THE REQUEST — Determine how many lines of the entries contain "Influence". Reply with that number alone.

INFORMATION SHOWN —

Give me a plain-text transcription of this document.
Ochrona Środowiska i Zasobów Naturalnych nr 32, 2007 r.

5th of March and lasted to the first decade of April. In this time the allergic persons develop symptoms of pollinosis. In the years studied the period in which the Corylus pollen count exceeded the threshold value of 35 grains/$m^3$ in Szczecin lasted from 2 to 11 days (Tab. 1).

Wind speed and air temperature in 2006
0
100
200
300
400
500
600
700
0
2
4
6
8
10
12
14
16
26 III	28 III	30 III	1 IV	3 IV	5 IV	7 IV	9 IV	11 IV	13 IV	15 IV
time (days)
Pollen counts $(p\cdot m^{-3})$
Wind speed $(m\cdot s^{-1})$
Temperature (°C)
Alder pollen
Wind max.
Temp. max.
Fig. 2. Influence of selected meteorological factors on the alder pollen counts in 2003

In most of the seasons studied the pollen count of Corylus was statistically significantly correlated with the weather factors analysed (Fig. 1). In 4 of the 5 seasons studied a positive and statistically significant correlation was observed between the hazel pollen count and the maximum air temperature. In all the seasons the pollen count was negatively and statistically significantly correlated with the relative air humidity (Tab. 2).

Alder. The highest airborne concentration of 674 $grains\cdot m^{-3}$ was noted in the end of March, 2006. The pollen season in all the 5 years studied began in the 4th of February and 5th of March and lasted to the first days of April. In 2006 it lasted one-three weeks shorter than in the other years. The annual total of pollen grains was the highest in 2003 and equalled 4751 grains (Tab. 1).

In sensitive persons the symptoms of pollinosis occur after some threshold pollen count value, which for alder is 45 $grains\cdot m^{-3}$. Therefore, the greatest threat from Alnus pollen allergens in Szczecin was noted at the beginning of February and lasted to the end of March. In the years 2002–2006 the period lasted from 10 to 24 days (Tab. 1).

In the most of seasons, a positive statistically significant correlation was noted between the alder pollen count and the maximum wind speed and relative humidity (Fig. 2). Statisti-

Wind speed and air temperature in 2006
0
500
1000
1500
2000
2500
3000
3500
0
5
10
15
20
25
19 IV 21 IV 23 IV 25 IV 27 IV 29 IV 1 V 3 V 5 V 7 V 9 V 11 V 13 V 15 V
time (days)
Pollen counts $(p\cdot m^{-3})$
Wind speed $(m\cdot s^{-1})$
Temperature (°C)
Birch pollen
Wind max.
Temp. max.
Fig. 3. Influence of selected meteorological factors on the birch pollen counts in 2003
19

ANSWER BELOW — 2